#### Records to use
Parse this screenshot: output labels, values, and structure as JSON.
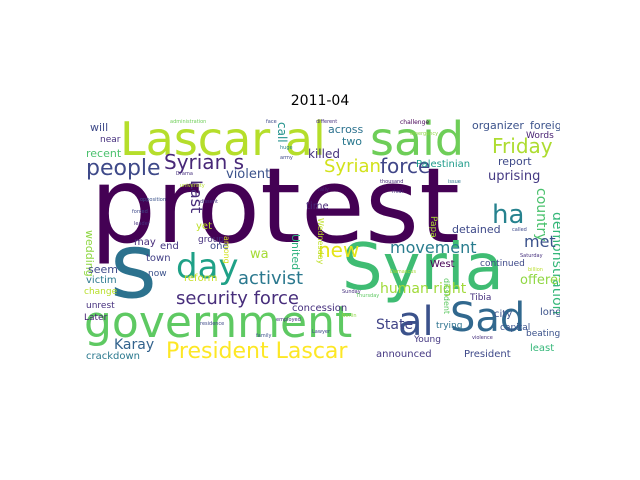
{
  "title": "2011-04",
  "words": [
    {
      "text": "protest",
      "color": "#440154"
    },
    {
      "text": "Syria",
      "color": "#3fbc73"
    },
    {
      "text": "government",
      "color": "#5ec962"
    },
    {
      "text": "s",
      "color": "#2c728e"
    },
    {
      "text": "Lascar al",
      "color": "#b5de2b"
    },
    {
      "text": "said",
      "color": "#6ece58"
    },
    {
      "text": "day",
      "color": "#1fa187"
    },
    {
      "text": "al",
      "color": "#3b528b"
    },
    {
      "text": "Sad",
      "color": "#31688e"
    },
    {
      "text": "President Lascar",
      "color": "#fde725"
    },
    {
      "text": "Syrian s",
      "color": "#482878"
    },
    {
      "text": "people",
      "color": "#3e4989"
    },
    {
      "text": "ha",
      "color": "#26828e"
    },
    {
      "text": "Friday",
      "color": "#addc30"
    },
    {
      "text": "force",
      "color": "#404688"
    },
    {
      "text": "Syrian",
      "color": "#d2e21b"
    },
    {
      "text": "new",
      "color": "#e5e419"
    },
    {
      "text": "activist",
      "color": "#2a788e"
    },
    {
      "text": "security force",
      "color": "#472d7b"
    },
    {
      "text": "movement",
      "color": "#287c8e"
    },
    {
      "text": "Last",
      "color": "#472c7a"
    },
    {
      "text": "country",
      "color": "#4ac16d"
    },
    {
      "text": "demonstration",
      "color": "#35b779"
    },
    {
      "text": "met",
      "color": "#3b528b"
    },
    {
      "text": "human right",
      "color": "#a0da39"
    },
    {
      "text": "offered",
      "color": "#90d743"
    },
    {
      "text": "State",
      "color": "#414487"
    },
    {
      "text": "Karay",
      "color": "#33638d"
    },
    {
      "text": "violent",
      "color": "#3b528b"
    },
    {
      "text": "killed",
      "color": "#46337e"
    },
    {
      "text": "uprising",
      "color": "#443983"
    },
    {
      "text": "report",
      "color": "#3e4989"
    },
    {
      "text": "organizer",
      "color": "#3b528b"
    },
    {
      "text": "foreign",
      "color": "#3b528b"
    },
    {
      "text": "across",
      "color": "#2c728e"
    },
    {
      "text": "two",
      "color": "#2a788e"
    },
    {
      "text": "call",
      "color": "#21918c"
    },
    {
      "text": "wa",
      "color": "#a5db36"
    },
    {
      "text": "United",
      "color": "#2db27d"
    },
    {
      "text": "detained",
      "color": "#3e4989"
    },
    {
      "text": "Palestinian",
      "color": "#1e9b8a"
    },
    {
      "text": "Words",
      "color": "#482173"
    },
    {
      "text": "recent",
      "color": "#4ac16d"
    },
    {
      "text": "will",
      "color": "#3e4a89"
    },
    {
      "text": "near",
      "color": "#46307e"
    },
    {
      "text": "wedding",
      "color": "#8fd744"
    },
    {
      "text": "may",
      "color": "#472c7a"
    },
    {
      "text": "end",
      "color": "#453882"
    },
    {
      "text": "town",
      "color": "#423f85"
    },
    {
      "text": "one",
      "color": "#3e4a89"
    },
    {
      "text": "yet",
      "color": "#bddf26"
    },
    {
      "text": "reform",
      "color": "#c8e020"
    },
    {
      "text": "group",
      "color": "#46307e"
    },
    {
      "text": "time",
      "color": "#482878"
    },
    {
      "text": "concession",
      "color": "#46307e"
    },
    {
      "text": "Papa",
      "color": "#a8db34"
    },
    {
      "text": "West",
      "color": "#440154"
    },
    {
      "text": "continued",
      "color": "#3e4989"
    },
    {
      "text": "seem",
      "color": "#3e4a89"
    },
    {
      "text": "victim",
      "color": "#2a788e"
    },
    {
      "text": "now",
      "color": "#3b528b"
    },
    {
      "text": "change",
      "color": "#b8de29"
    },
    {
      "text": "unrest",
      "color": "#46307e"
    },
    {
      "text": "Later",
      "color": "#482173"
    },
    {
      "text": "crackdown",
      "color": "#2a788e"
    },
    {
      "text": "announced",
      "color": "#453882"
    },
    {
      "text": "President",
      "color": "#3e4989"
    },
    {
      "text": "least",
      "color": "#35b779"
    },
    {
      "text": "long",
      "color": "#3b528b"
    },
    {
      "text": "city",
      "color": "#3b528b"
    },
    {
      "text": "Tibia",
      "color": "#46307e"
    },
    {
      "text": "trying",
      "color": "#2c728e"
    },
    {
      "text": "capital",
      "color": "#3b528b"
    },
    {
      "text": "beating",
      "color": "#3b528b"
    },
    {
      "text": "Young",
      "color": "#453882"
    },
    {
      "text": "Wednesday",
      "color": "#bddf26"
    },
    {
      "text": "dissident",
      "color": "#5ec962"
    },
    {
      "text": "among",
      "color": "#d0e11c"
    },
    {
      "text": "administration",
      "color": "#6ece58"
    },
    {
      "text": "face",
      "color": "#3e4989"
    },
    {
      "text": "challenge",
      "color": "#440154"
    },
    {
      "text": "different",
      "color": "#46307e"
    },
    {
      "text": "emergency",
      "color": "#8fd744"
    },
    {
      "text": "thousand",
      "color": "#482878"
    },
    {
      "text": "rival",
      "color": "#46307e"
    },
    {
      "text": "issue",
      "color": "#2a788e"
    },
    {
      "text": "huge",
      "color": "#26828e"
    },
    {
      "text": "army",
      "color": "#3e4989"
    },
    {
      "text": "Drama",
      "color": "#46307e"
    },
    {
      "text": "university",
      "color": "#b5de2b"
    },
    {
      "text": "dissent",
      "color": "#453882"
    },
    {
      "text": "forced",
      "color": "#3e4989"
    },
    {
      "text": "leader",
      "color": "#46307e"
    },
    {
      "text": "opposition",
      "color": "#3b528b"
    },
    {
      "text": "Thursday",
      "color": "#5ec962"
    },
    {
      "text": "rally",
      "color": "#482878"
    },
    {
      "text": "Saturday",
      "color": "#46307e"
    },
    {
      "text": "called",
      "color": "#3e4989"
    },
    {
      "text": "billion",
      "color": "#b8de29"
    },
    {
      "text": "violence",
      "color": "#46307e"
    },
    {
      "text": "family",
      "color": "#3b528b"
    },
    {
      "text": "employed",
      "color": "#46307e"
    },
    {
      "text": "residence",
      "color": "#3e4989"
    },
    {
      "text": "Damascus",
      "color": "#a8db34"
    },
    {
      "text": "Lawyer",
      "color": "#3e4989"
    },
    {
      "text": "Berlin",
      "color": "#8fd744"
    },
    {
      "text": "Sunday",
      "color": "#46307e"
    }
  ]
}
########
## Written request
Return each line among the entries that holds the word "President".

## Reply to the exercise
      "text": "President Lascar",
      "text": "President",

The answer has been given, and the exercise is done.